**PROBLEM DESCRIPTION**
Look through the material below for "structured". Copy every line that contains it.

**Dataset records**
:::::
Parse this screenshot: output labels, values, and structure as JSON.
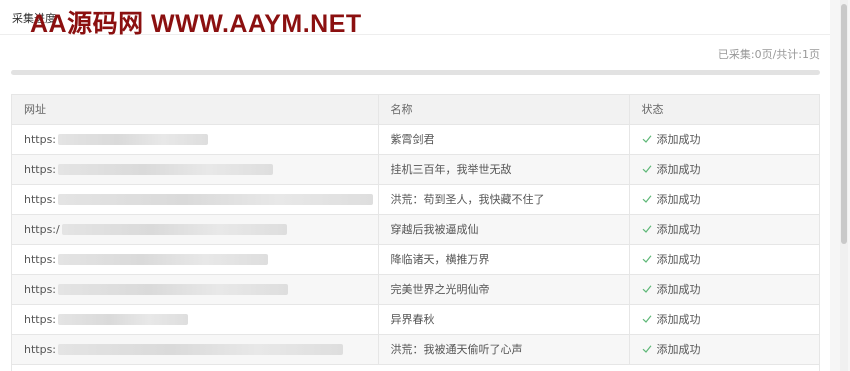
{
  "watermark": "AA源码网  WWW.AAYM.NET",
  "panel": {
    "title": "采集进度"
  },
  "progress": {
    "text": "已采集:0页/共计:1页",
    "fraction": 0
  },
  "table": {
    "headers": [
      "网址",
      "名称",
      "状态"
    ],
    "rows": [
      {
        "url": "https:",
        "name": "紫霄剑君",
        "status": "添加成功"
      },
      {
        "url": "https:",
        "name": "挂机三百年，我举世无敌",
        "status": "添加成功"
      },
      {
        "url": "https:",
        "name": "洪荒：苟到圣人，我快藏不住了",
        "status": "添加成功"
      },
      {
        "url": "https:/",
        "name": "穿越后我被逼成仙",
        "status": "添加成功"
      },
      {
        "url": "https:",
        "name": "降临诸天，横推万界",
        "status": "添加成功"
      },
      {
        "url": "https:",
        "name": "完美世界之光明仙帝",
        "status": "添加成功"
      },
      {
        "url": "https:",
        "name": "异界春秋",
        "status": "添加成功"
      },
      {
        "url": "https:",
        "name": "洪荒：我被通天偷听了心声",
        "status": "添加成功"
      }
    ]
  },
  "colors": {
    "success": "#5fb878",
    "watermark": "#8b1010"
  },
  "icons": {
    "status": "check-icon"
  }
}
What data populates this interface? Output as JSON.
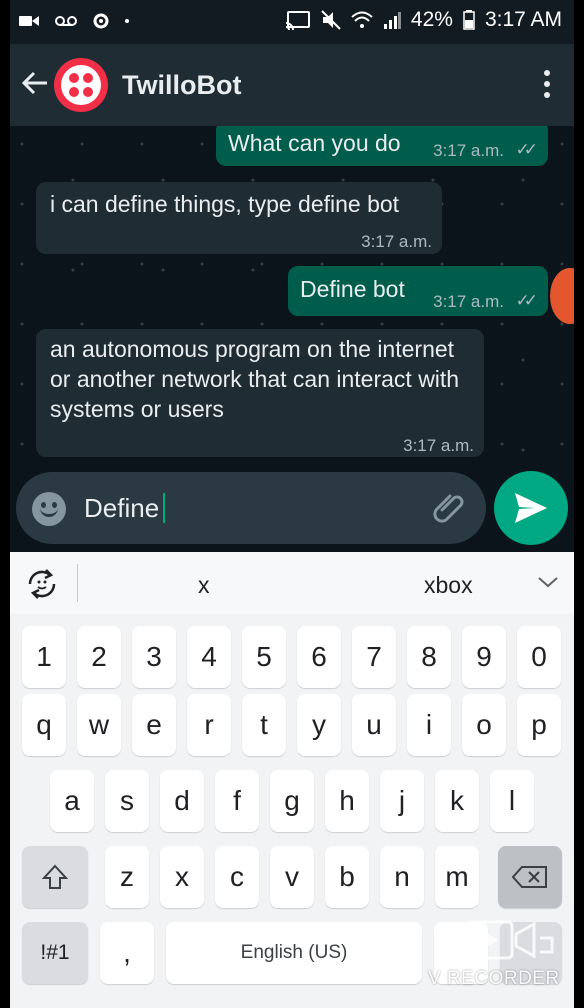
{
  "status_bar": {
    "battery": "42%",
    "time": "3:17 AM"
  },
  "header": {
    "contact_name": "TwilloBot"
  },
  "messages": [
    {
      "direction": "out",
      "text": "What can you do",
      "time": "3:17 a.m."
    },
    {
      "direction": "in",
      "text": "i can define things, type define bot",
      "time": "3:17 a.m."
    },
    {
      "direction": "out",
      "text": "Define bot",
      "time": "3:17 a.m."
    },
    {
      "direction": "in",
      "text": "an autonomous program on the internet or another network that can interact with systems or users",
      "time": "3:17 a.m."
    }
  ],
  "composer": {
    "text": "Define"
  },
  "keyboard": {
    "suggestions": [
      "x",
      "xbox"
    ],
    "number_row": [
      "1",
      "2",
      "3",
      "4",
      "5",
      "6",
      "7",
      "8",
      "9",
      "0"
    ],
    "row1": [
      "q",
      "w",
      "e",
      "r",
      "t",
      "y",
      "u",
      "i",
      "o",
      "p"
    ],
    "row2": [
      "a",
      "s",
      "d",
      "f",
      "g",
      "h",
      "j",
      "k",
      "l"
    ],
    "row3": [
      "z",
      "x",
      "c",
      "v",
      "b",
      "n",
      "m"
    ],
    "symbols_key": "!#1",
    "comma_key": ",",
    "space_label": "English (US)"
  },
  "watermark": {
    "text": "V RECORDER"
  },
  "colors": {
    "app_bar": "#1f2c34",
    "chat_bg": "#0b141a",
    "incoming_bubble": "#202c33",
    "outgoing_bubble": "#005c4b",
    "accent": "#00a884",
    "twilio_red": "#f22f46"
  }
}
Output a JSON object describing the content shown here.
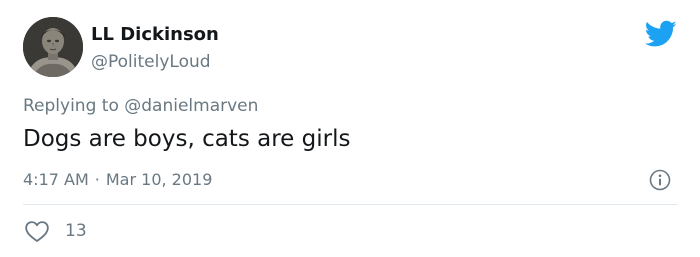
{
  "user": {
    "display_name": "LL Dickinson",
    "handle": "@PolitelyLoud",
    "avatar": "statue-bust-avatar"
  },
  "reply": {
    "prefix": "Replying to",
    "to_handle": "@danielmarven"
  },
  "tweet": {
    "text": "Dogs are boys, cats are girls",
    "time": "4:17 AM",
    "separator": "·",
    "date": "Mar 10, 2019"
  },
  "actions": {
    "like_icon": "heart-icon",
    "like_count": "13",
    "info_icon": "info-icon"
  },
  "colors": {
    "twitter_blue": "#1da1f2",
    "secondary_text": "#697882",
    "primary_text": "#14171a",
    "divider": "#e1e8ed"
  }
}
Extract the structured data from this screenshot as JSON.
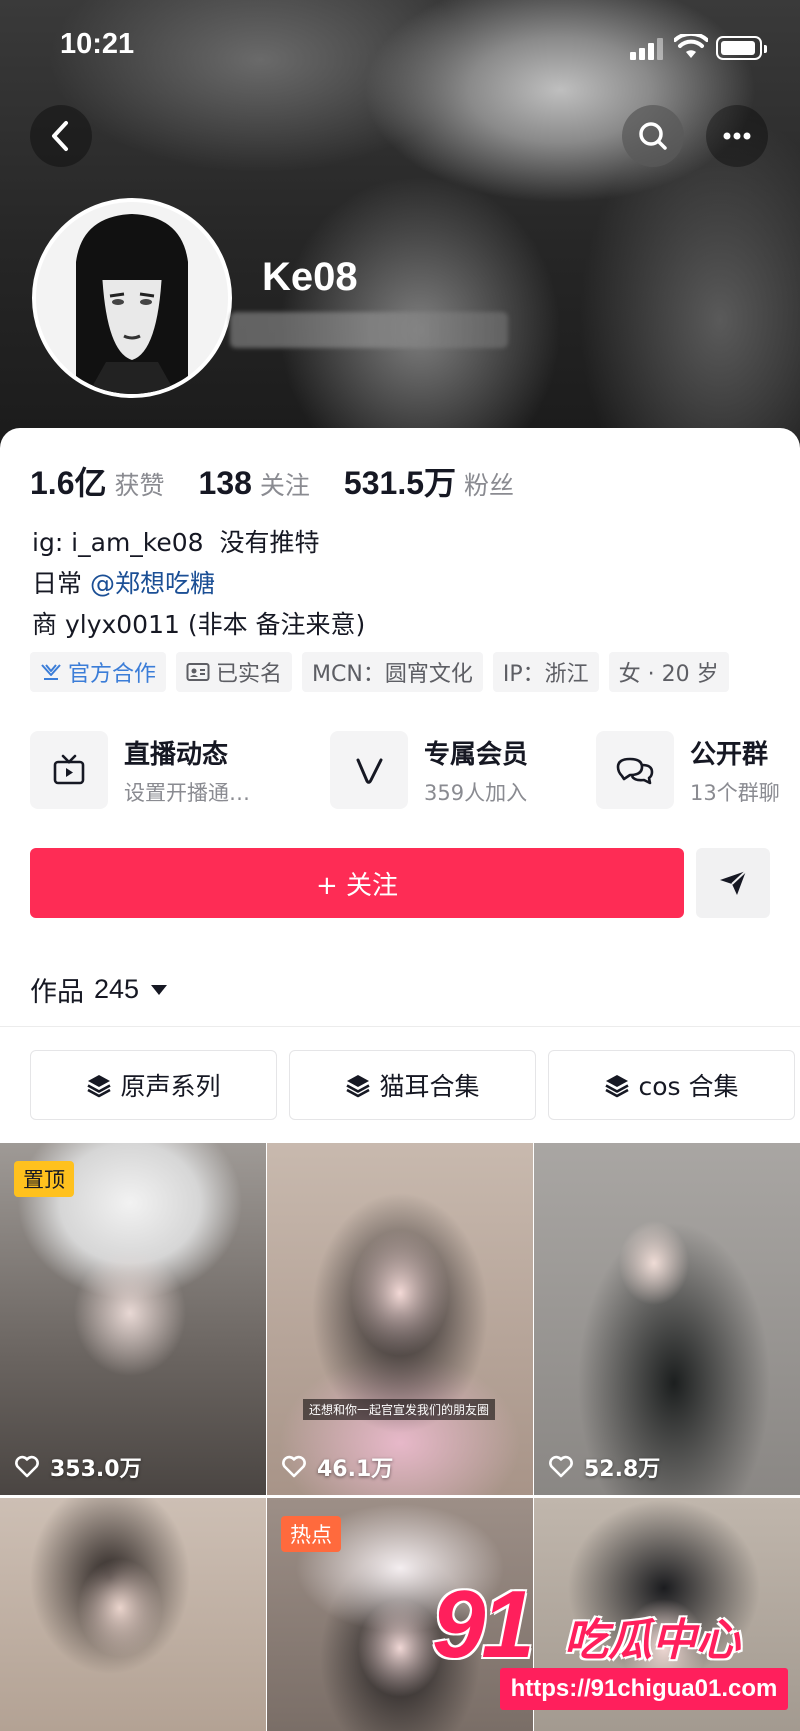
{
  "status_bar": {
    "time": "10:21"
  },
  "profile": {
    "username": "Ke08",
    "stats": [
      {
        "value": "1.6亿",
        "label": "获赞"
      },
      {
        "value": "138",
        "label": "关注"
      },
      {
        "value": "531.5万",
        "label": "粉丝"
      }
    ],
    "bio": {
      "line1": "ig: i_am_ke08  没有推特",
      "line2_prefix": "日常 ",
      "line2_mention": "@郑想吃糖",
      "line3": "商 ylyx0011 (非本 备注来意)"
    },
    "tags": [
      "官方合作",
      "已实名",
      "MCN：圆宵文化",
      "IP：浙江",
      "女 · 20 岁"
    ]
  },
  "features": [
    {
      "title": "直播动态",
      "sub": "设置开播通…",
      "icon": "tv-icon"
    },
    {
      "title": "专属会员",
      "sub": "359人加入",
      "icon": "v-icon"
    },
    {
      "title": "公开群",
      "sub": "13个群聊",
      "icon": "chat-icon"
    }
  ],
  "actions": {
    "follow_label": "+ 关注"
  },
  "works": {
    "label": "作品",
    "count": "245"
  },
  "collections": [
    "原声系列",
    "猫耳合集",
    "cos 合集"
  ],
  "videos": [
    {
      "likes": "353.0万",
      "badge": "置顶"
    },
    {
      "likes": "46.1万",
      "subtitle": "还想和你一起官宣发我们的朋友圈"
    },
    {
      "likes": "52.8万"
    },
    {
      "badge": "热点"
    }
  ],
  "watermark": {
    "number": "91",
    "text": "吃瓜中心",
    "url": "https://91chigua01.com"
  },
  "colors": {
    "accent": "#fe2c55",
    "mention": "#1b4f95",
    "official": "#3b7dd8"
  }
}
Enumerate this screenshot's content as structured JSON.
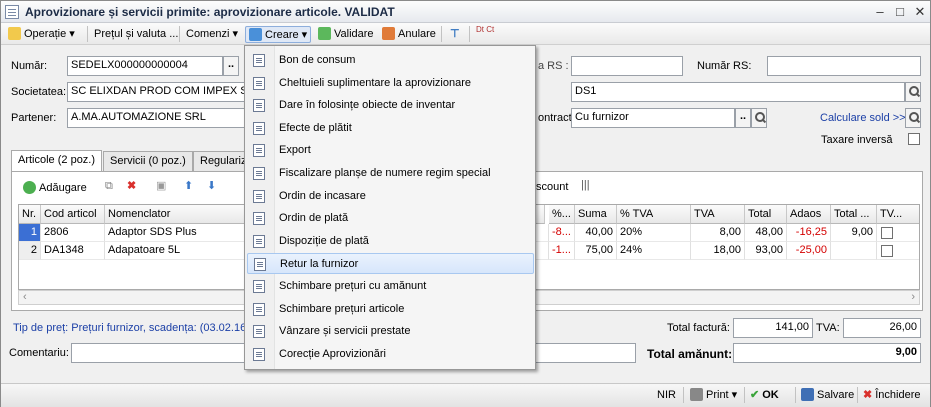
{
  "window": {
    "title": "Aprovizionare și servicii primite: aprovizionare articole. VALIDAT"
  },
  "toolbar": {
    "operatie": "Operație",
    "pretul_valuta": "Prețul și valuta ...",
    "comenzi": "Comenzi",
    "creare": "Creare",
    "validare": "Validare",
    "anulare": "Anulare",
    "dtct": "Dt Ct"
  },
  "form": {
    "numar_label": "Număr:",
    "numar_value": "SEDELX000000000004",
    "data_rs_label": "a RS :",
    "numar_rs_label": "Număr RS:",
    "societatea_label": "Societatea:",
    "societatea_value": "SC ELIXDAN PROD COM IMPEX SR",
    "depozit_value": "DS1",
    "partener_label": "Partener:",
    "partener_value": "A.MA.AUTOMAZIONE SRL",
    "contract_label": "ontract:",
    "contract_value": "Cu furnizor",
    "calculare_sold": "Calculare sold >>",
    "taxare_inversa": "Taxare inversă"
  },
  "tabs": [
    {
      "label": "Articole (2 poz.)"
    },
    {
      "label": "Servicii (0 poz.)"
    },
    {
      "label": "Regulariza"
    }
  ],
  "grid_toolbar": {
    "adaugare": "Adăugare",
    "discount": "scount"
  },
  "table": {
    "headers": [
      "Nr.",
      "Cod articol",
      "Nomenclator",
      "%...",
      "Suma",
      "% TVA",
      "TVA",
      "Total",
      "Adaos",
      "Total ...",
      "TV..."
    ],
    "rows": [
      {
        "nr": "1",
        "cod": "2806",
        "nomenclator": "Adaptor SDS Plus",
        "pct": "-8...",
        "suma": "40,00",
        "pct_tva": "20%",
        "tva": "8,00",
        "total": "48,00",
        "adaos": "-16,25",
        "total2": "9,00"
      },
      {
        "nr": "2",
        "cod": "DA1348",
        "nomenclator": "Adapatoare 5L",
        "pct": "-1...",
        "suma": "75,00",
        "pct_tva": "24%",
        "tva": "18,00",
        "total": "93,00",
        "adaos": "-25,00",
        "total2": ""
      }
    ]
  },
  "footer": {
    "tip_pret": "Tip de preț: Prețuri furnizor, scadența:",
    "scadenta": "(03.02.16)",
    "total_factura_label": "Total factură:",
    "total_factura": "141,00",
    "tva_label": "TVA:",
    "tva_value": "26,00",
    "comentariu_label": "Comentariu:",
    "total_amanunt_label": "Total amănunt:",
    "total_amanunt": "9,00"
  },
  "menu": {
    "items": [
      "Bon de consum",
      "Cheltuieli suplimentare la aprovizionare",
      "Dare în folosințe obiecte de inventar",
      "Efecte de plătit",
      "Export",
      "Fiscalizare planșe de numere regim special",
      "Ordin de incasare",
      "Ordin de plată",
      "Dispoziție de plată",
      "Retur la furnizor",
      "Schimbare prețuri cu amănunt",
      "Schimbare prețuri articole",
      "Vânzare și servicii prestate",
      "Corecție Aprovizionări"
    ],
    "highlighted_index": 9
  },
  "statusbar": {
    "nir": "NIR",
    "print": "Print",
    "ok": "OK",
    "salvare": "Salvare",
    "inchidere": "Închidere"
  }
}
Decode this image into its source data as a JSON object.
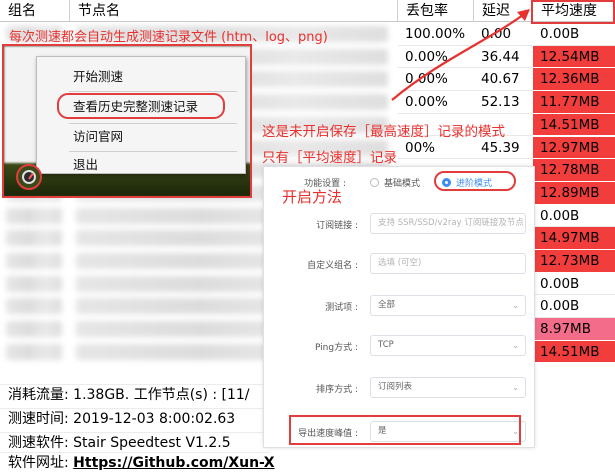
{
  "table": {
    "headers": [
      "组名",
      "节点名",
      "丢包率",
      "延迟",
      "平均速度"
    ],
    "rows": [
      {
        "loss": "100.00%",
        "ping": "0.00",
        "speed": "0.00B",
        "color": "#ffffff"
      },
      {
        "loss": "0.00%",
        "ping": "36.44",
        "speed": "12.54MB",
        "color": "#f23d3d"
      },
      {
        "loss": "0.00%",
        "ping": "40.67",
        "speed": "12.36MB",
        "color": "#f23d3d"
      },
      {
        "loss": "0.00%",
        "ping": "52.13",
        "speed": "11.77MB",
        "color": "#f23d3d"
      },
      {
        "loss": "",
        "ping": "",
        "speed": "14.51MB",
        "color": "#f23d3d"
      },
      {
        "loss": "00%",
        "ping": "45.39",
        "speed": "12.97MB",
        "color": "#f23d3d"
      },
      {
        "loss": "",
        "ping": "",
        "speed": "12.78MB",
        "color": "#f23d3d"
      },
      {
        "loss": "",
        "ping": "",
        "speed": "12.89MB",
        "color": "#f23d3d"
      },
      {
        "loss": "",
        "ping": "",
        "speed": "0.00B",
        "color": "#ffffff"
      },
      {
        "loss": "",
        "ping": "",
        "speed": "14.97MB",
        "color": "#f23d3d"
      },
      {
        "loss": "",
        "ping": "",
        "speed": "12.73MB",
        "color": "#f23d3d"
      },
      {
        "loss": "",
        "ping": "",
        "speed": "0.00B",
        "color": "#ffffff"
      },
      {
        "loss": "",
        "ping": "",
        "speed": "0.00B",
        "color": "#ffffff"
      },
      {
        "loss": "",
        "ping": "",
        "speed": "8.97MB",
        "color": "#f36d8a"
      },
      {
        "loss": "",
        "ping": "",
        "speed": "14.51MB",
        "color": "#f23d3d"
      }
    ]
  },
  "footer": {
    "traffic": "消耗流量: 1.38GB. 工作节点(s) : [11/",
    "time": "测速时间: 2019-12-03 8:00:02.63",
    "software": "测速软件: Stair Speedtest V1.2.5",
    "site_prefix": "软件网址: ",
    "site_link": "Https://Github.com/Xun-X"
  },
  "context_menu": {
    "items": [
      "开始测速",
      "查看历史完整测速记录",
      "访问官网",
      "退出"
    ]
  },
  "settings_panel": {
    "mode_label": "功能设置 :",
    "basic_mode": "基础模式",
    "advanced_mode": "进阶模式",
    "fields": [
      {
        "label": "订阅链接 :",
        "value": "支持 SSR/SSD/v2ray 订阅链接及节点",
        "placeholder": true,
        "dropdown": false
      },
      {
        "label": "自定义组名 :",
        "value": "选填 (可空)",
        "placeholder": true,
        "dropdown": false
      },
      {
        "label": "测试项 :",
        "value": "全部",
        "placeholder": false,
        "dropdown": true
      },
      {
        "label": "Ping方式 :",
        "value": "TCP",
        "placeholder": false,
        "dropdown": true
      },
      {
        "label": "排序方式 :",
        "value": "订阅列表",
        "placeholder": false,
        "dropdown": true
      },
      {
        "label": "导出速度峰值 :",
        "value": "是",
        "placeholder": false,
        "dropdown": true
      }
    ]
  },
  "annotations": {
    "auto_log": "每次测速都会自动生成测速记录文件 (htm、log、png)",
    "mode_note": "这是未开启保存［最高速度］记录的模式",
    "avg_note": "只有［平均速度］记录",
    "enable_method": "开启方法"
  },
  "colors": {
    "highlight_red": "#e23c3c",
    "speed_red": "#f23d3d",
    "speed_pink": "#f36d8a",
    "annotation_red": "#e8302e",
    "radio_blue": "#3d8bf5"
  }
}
:::::
**EXERCISE RESULT**
Extract the structured data from this screenshot as JSON.
Enumerate this screenshot's content as structured JSON.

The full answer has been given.